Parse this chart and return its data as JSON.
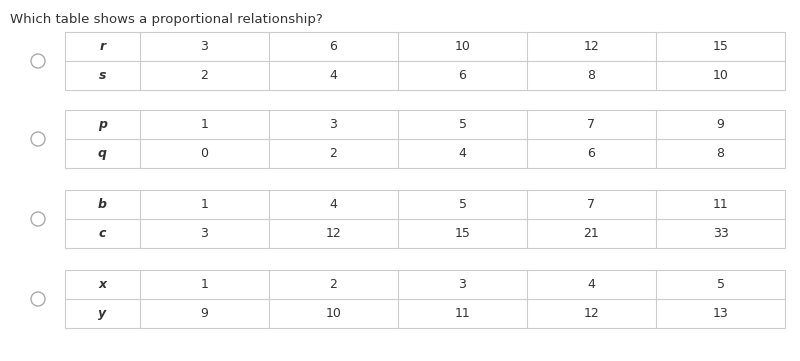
{
  "title": "Which table shows a proportional relationship?",
  "title_fontsize": 9.5,
  "background_color": "#ffffff",
  "table_border_color": "#cccccc",
  "text_color": "#333333",
  "tables": [
    {
      "row1_label": "r",
      "row2_label": "s",
      "row1_values": [
        "3",
        "6",
        "10",
        "12",
        "15"
      ],
      "row2_values": [
        "2",
        "4",
        "6",
        "8",
        "10"
      ]
    },
    {
      "row1_label": "p",
      "row2_label": "q",
      "row1_values": [
        "1",
        "3",
        "5",
        "7",
        "9"
      ],
      "row2_values": [
        "0",
        "2",
        "4",
        "6",
        "8"
      ]
    },
    {
      "row1_label": "b",
      "row2_label": "c",
      "row1_values": [
        "1",
        "4",
        "5",
        "7",
        "11"
      ],
      "row2_values": [
        "3",
        "12",
        "15",
        "21",
        "33"
      ]
    },
    {
      "row1_label": "x",
      "row2_label": "y",
      "row1_values": [
        "1",
        "2",
        "3",
        "4",
        "5"
      ],
      "row2_values": [
        "9",
        "10",
        "11",
        "12",
        "13"
      ]
    }
  ]
}
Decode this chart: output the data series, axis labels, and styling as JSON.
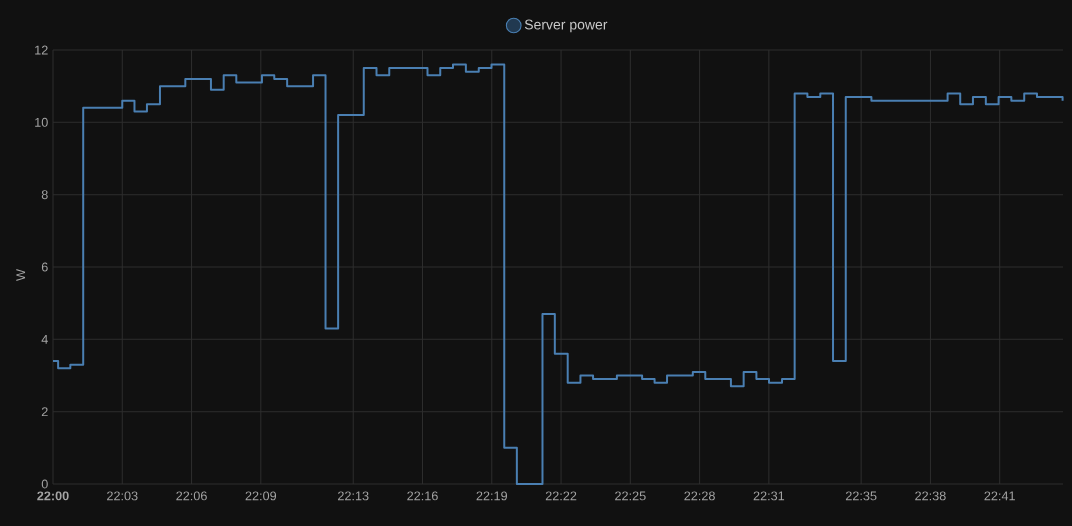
{
  "chart_data": {
    "type": "step",
    "ylabel": "W",
    "x": [
      22.0,
      22.0037,
      22.0125,
      22.0218,
      22.05,
      22.0588,
      22.0678,
      22.0772,
      22.0955,
      22.114,
      22.1232,
      22.1323,
      22.1508,
      22.1597,
      22.169,
      22.1877,
      22.1967,
      22.2058,
      22.2243,
      22.2335,
      22.2427,
      22.2703,
      22.2795,
      22.2887,
      22.298,
      22.3073,
      22.3165,
      22.3257,
      22.3348,
      22.3533,
      22.3622,
      22.3715,
      22.3807,
      22.3898,
      22.407,
      22.4252,
      22.4342,
      22.4432,
      22.4618,
      22.4708,
      22.4893,
      22.4985,
      22.5077,
      22.5168,
      22.5262,
      22.5353,
      22.5445,
      22.5538,
      22.563,
      22.5722,
      22.5907,
      22.6457,
      22.6548,
      22.664,
      22.6733,
      22.6825,
      22.6917,
      22.701,
      22.7102,
      22.7287
    ],
    "series": [
      {
        "name": "Server power",
        "color": "#4a7fb2",
        "values": [
          3.4,
          3.2,
          3.3,
          10.4,
          10.6,
          10.3,
          10.5,
          11.0,
          11.2,
          10.9,
          11.3,
          11.1,
          11.3,
          11.2,
          11.0,
          11.3,
          4.3,
          10.2,
          11.5,
          11.3,
          11.5,
          11.3,
          11.5,
          11.6,
          11.4,
          11.5,
          11.6,
          1.0,
          0,
          4.7,
          3.6,
          2.8,
          3.0,
          2.9,
          3.0,
          2.9,
          2.8,
          3.0,
          3.1,
          2.9,
          2.7,
          3.1,
          2.9,
          2.8,
          2.9,
          10.8,
          10.7,
          10.8,
          3.4,
          10.7,
          10.6,
          10.8,
          10.5,
          10.7,
          10.5,
          10.7,
          10.6,
          10.8,
          10.7,
          10.6
        ]
      }
    ],
    "xlim": [
      22,
      22.729
    ],
    "xticks": [
      {
        "value": 22,
        "label": "**22:00**"
      },
      {
        "value": 22.05,
        "label": "22:03"
      },
      {
        "value": 22.1,
        "label": "22:06"
      },
      {
        "value": 22.15,
        "label": "22:09"
      },
      {
        "value": 22.2167,
        "label": "22:13"
      },
      {
        "value": 22.2667,
        "label": "22:16"
      },
      {
        "value": 22.3167,
        "label": "22:19"
      },
      {
        "value": 22.3667,
        "label": "22:22"
      },
      {
        "value": 22.4167,
        "label": "22:25"
      },
      {
        "value": 22.4667,
        "label": "22:28"
      },
      {
        "value": 22.5167,
        "label": "22:31"
      },
      {
        "value": 22.5833,
        "label": "22:35"
      },
      {
        "value": 22.6333,
        "label": "22:38"
      },
      {
        "value": 22.6833,
        "label": "22:41"
      }
    ],
    "ylim": [
      0,
      12
    ],
    "yticks": [
      0,
      2,
      4,
      6,
      8,
      10,
      12
    ],
    "grid": true,
    "legend": "top"
  }
}
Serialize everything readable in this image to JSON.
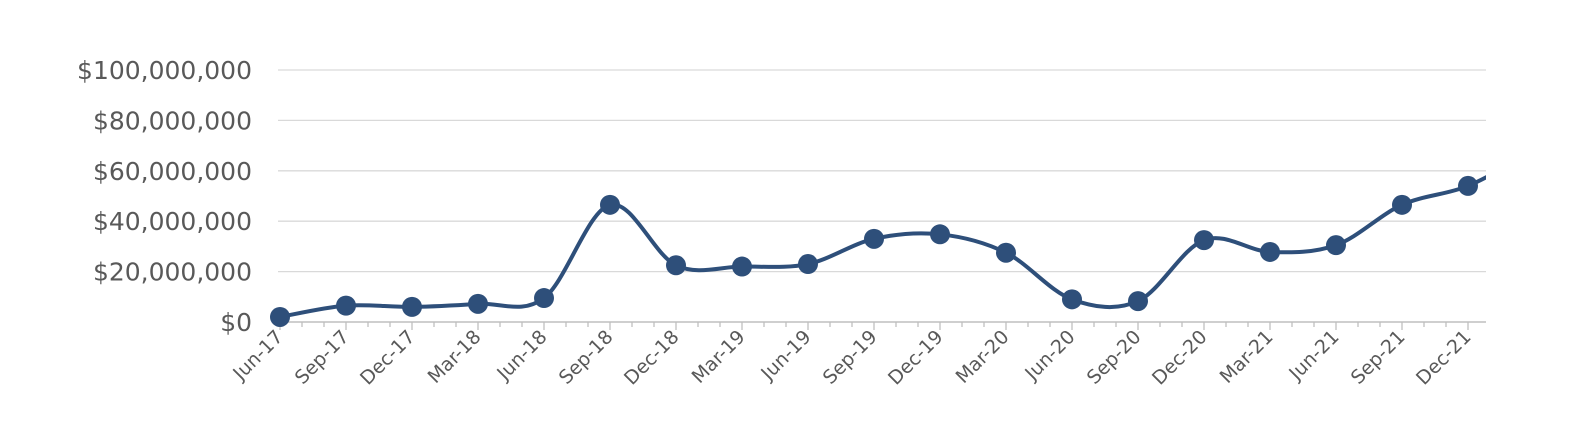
{
  "chart_data": {
    "type": "line",
    "categories": [
      "Jun-17",
      "Sep-17",
      "Dec-17",
      "Mar-18",
      "Jun-18",
      "Sep-18",
      "Dec-18",
      "Mar-19",
      "Jun-19",
      "Sep-19",
      "Dec-19",
      "Mar-20",
      "Jun-20",
      "Sep-20",
      "Dec-20",
      "Mar-21",
      "Jun-21",
      "Sep-21",
      "Dec-21"
    ],
    "series": [
      {
        "values": [
          2000000,
          6500000,
          6000000,
          7200000,
          9500000,
          46500000,
          22500000,
          22000000,
          23000000,
          33000000,
          34800000,
          27500000,
          9000000,
          8300000,
          32500000,
          27800000,
          30500000,
          46500000,
          54000000
        ],
        "color": "#2e4f7a"
      }
    ],
    "trailing_value": 68000000,
    "y_tick_labels": [
      "$0",
      "$20,000,000",
      "$40,000,000",
      "$60,000,000",
      "$80,000,000",
      "$100,000,000"
    ],
    "ylim": [
      0,
      100000000
    ],
    "y_step": 20000000,
    "grid": true,
    "title": "",
    "xlabel": "",
    "ylabel": ""
  }
}
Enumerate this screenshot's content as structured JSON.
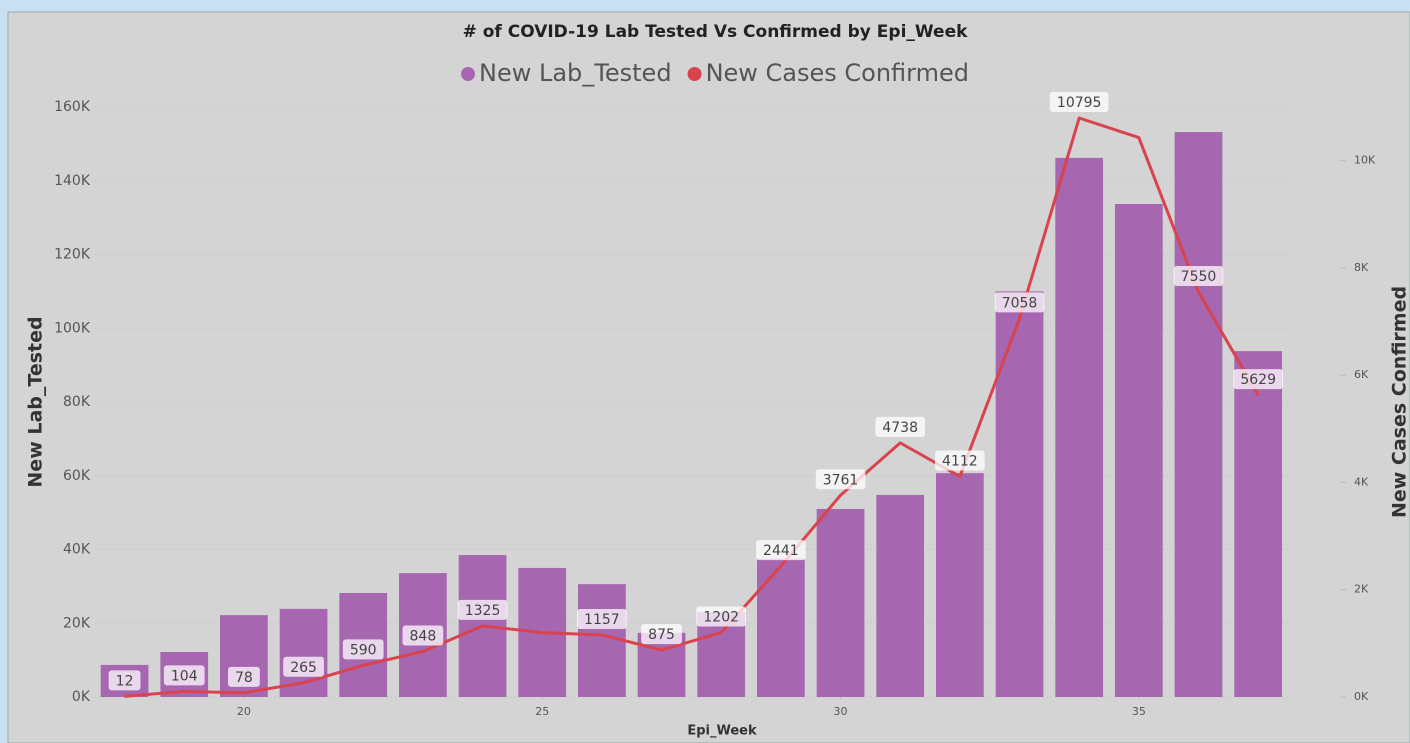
{
  "chart_data": {
    "type": "bar_line",
    "title": "# of COVID-19 Lab Tested Vs Confirmed by Epi_Week",
    "x_label": "Epi_Week",
    "y_label": "New Lab_Tested",
    "y2_label": "New Cases Confirmed",
    "x": [
      18,
      19,
      20,
      21,
      22,
      23,
      24,
      25,
      26,
      27,
      28,
      29,
      30,
      31,
      32,
      33,
      34,
      35,
      36,
      37
    ],
    "xlim": [
      17.5,
      37.5
    ],
    "xticks": [
      20,
      25,
      30,
      35
    ],
    "ylim": [
      0,
      160000
    ],
    "yticks": [
      {
        "value": 0,
        "label": "0K"
      },
      {
        "value": 20000,
        "label": "20K"
      },
      {
        "value": 40000,
        "label": "40K"
      },
      {
        "value": 60000,
        "label": "60K"
      },
      {
        "value": 80000,
        "label": "80K"
      },
      {
        "value": 100000,
        "label": "100K"
      },
      {
        "value": 120000,
        "label": "120K"
      },
      {
        "value": 140000,
        "label": "140K"
      },
      {
        "value": 160000,
        "label": "160K"
      }
    ],
    "y2lim": [
      0,
      11000
    ],
    "y2ticks": [
      {
        "value": 0,
        "label": "0K"
      },
      {
        "value": 2000,
        "label": "2K"
      },
      {
        "value": 4000,
        "label": "4K"
      },
      {
        "value": 6000,
        "label": "6K"
      },
      {
        "value": 8000,
        "label": "8K"
      },
      {
        "value": 10000,
        "label": "10K"
      }
    ],
    "grid": true,
    "legend": "top",
    "series": [
      {
        "name": "New Lab_Tested",
        "kind": "bar",
        "color": "#a666b0",
        "values": [
          8700,
          12200,
          22200,
          23900,
          28200,
          33600,
          38500,
          35000,
          30600,
          17400,
          23000,
          37500,
          51000,
          54800,
          60700,
          110000,
          146200,
          133700,
          153200,
          93800
        ]
      },
      {
        "name": "New Cases Confirmed",
        "kind": "line",
        "axis": "y2",
        "color": "#d9434e",
        "values": [
          12,
          104,
          78,
          265,
          590,
          848,
          1325,
          1200,
          1157,
          875,
          1202,
          2441,
          3761,
          4738,
          4112,
          7058,
          10795,
          10430,
          7550,
          5629
        ],
        "value_labels": [
          "12",
          "104",
          "78",
          "265",
          "590",
          "848",
          "1325",
          null,
          "1157",
          "875",
          "1202",
          "2441",
          "3761",
          "4738",
          "4112",
          "7058",
          "10795",
          null,
          "7550",
          "5629"
        ]
      }
    ]
  }
}
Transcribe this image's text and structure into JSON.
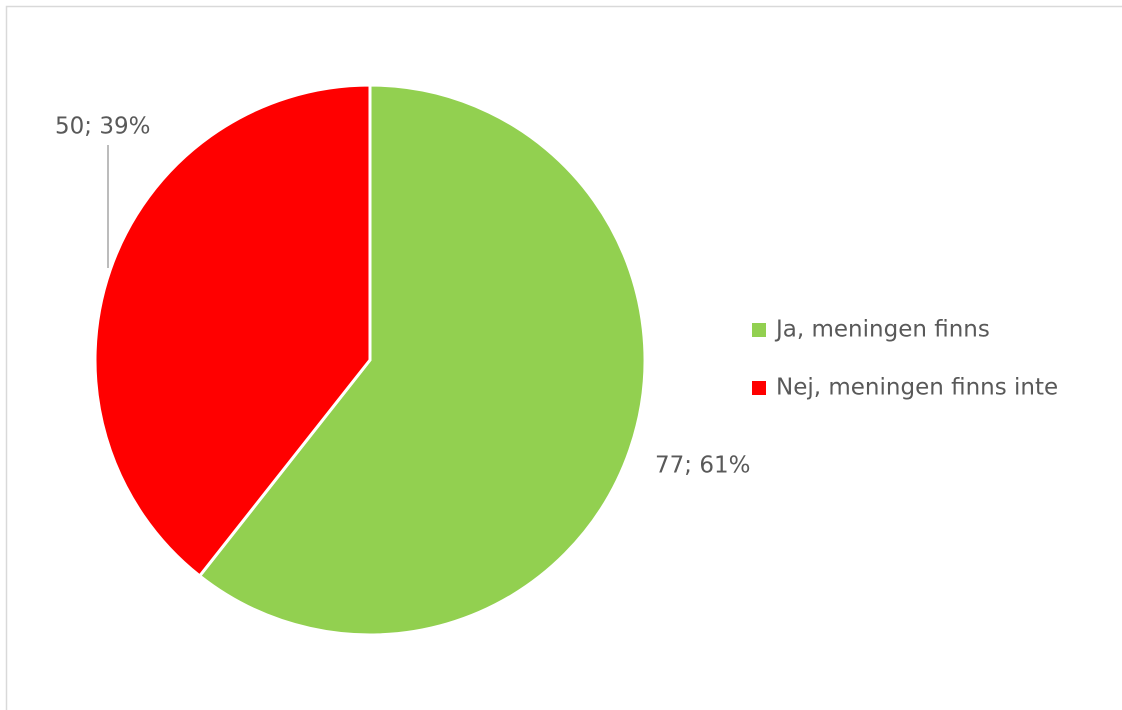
{
  "chart_data": {
    "type": "pie",
    "categories": [
      "Ja, meningen finns",
      "Nej, meningen finns inte"
    ],
    "values": [
      77,
      50
    ],
    "value_labels": [
      "77; 61%",
      "50; 39%"
    ],
    "colors": [
      "#92d050",
      "#ff0000"
    ],
    "legend": "right"
  }
}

━━━

## AIM
Copy each line of the records above that carries the word "this".

## THE SOLUTION
Parse this chart and return its data as JSON.
Decode this chart: output the data series, axis labels, and styling as JSON.
Serialize everything readable in this image to JSON.
Enumerate this screenshot's content as structured JSON.
Transcribe this image's text and structure into JSON.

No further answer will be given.